Every record must appear in your copy exactly as written, with no pictures.

— begin Data shown —

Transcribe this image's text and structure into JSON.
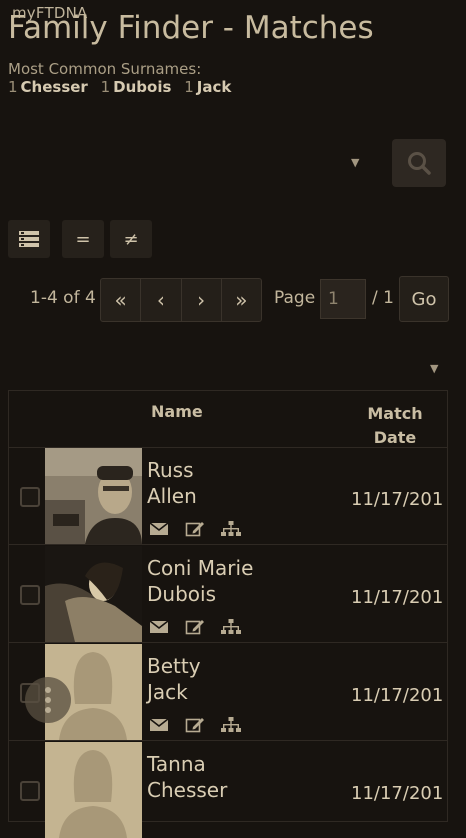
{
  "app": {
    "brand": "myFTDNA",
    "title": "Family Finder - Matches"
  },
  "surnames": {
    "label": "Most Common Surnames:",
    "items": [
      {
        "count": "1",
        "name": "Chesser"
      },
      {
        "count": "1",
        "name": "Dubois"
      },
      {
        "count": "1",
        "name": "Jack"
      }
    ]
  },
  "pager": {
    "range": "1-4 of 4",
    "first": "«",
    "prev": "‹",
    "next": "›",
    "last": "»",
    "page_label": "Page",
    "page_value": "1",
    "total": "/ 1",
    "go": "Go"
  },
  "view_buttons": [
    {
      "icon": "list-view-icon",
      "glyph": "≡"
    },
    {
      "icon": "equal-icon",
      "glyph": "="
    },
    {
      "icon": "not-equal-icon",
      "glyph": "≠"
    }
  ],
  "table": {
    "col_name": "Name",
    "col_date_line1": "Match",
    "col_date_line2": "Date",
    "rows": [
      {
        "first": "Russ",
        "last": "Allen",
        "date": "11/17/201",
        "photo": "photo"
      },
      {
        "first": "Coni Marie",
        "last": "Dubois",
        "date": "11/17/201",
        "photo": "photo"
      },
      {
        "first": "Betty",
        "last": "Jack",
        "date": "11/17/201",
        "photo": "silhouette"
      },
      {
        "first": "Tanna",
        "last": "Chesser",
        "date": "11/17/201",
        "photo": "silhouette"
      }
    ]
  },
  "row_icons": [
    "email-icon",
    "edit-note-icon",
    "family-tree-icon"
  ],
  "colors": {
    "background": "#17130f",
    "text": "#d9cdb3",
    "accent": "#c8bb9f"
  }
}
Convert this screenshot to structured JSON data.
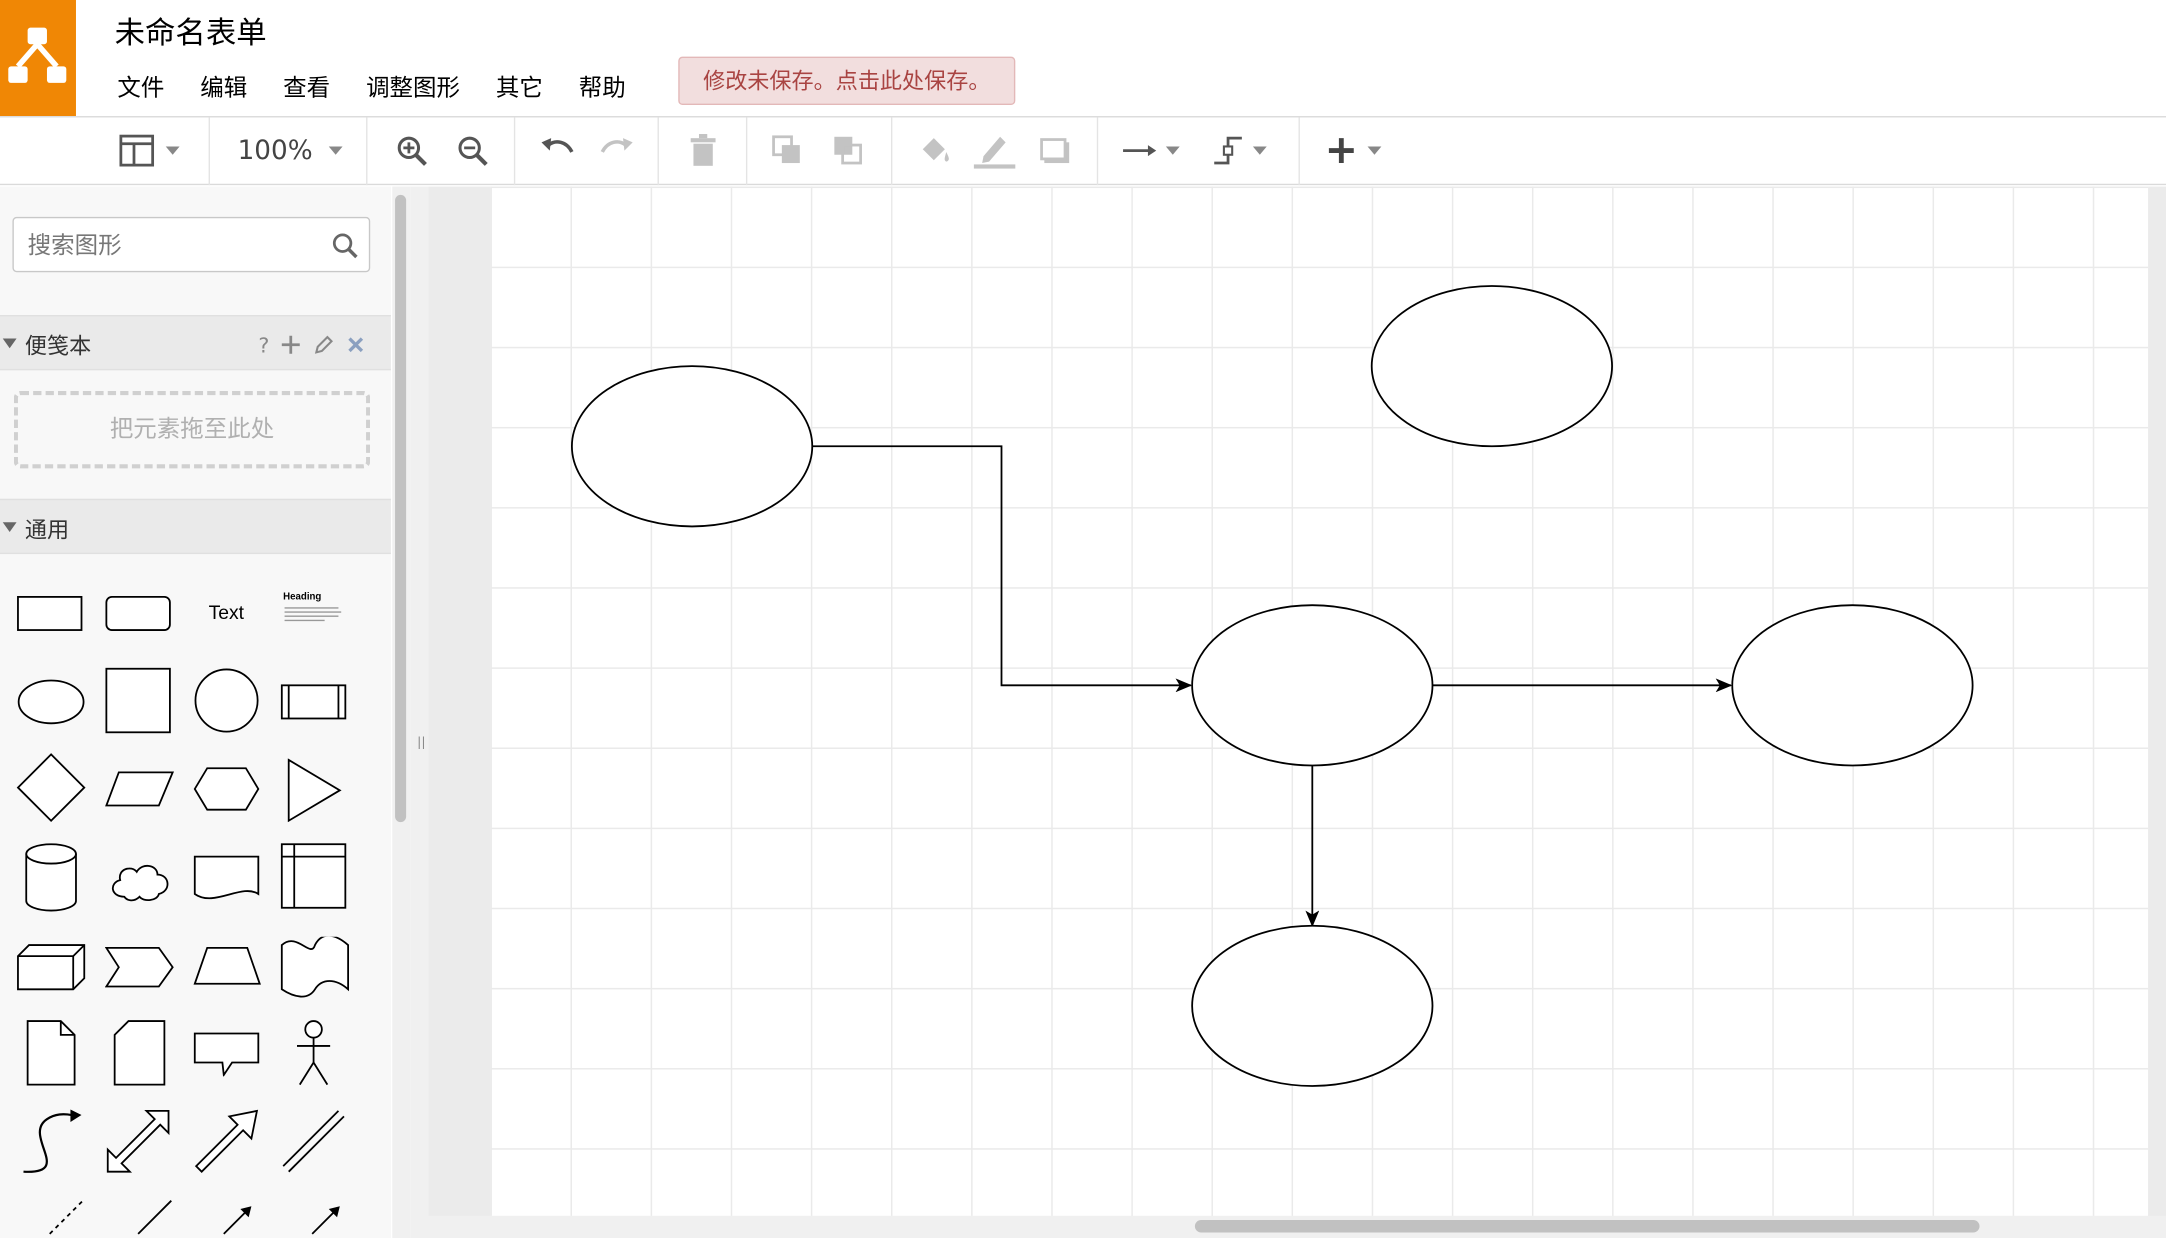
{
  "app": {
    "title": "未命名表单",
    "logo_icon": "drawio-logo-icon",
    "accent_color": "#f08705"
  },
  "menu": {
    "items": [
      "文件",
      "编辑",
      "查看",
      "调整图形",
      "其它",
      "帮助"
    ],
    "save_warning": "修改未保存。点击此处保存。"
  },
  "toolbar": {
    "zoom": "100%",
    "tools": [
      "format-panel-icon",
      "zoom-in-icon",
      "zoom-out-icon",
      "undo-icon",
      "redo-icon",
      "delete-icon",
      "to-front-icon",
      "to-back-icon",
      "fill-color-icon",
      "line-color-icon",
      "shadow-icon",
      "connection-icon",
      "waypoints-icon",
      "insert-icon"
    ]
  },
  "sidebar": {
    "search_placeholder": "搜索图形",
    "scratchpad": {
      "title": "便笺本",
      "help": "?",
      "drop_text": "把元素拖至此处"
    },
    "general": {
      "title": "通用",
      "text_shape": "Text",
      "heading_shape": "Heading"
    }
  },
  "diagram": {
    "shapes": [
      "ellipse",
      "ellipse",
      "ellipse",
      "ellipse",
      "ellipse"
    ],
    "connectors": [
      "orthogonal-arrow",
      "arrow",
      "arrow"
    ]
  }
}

— end Data shown —

▸ **Full solution**
Transcribe this image's text and structure into JSON.
{
  "app": {
    "brand": "myFTDNA",
    "title": "Family Finder - Matches"
  },
  "surnames": {
    "label": "Most Common Surnames:",
    "items": [
      {
        "count": "1",
        "name": "Chesser"
      },
      {
        "count": "1",
        "name": "Dubois"
      },
      {
        "count": "1",
        "name": "Jack"
      }
    ]
  },
  "pager": {
    "range": "1-4 of 4",
    "first": "«",
    "prev": "‹",
    "next": "›",
    "last": "»",
    "page_label": "Page",
    "page_value": "1",
    "total": "/ 1",
    "go": "Go"
  },
  "view_buttons": [
    {
      "icon": "list-view-icon",
      "glyph": "≡"
    },
    {
      "icon": "equal-icon",
      "glyph": "="
    },
    {
      "icon": "not-equal-icon",
      "glyph": "≠"
    }
  ],
  "table": {
    "col_name": "Name",
    "col_date_line1": "Match",
    "col_date_line2": "Date",
    "rows": [
      {
        "first": "Russ",
        "last": "Allen",
        "date": "11/17/201",
        "photo": "photo"
      },
      {
        "first": "Coni Marie",
        "last": "Dubois",
        "date": "11/17/201",
        "photo": "photo"
      },
      {
        "first": "Betty",
        "last": "Jack",
        "date": "11/17/201",
        "photo": "silhouette"
      },
      {
        "first": "Tanna",
        "last": "Chesser",
        "date": "11/17/201",
        "photo": "silhouette"
      }
    ]
  },
  "row_icons": [
    "email-icon",
    "edit-note-icon",
    "family-tree-icon"
  ],
  "colors": {
    "background": "#17130f",
    "text": "#d9cdb3",
    "accent": "#c8bb9f"
  }
}
Convert this screenshot to structured JSON data.
{
  "app": {
    "title": "未命名表单",
    "logo_icon": "drawio-logo-icon",
    "accent_color": "#f08705"
  },
  "menu": {
    "items": [
      "文件",
      "编辑",
      "查看",
      "调整图形",
      "其它",
      "帮助"
    ],
    "save_warning": "修改未保存。点击此处保存。"
  },
  "toolbar": {
    "zoom": "100%",
    "tools": [
      "format-panel-icon",
      "zoom-in-icon",
      "zoom-out-icon",
      "undo-icon",
      "redo-icon",
      "delete-icon",
      "to-front-icon",
      "to-back-icon",
      "fill-color-icon",
      "line-color-icon",
      "shadow-icon",
      "connection-icon",
      "waypoints-icon",
      "insert-icon"
    ]
  },
  "sidebar": {
    "search_placeholder": "搜索图形",
    "scratchpad": {
      "title": "便笺本",
      "help": "?",
      "drop_text": "把元素拖至此处"
    },
    "general": {
      "title": "通用",
      "text_shape": "Text",
      "heading_shape": "Heading"
    }
  },
  "diagram": {
    "shapes": [
      "ellipse",
      "ellipse",
      "ellipse",
      "ellipse",
      "ellipse"
    ],
    "connectors": [
      "orthogonal-arrow",
      "arrow",
      "arrow"
    ]
  }
}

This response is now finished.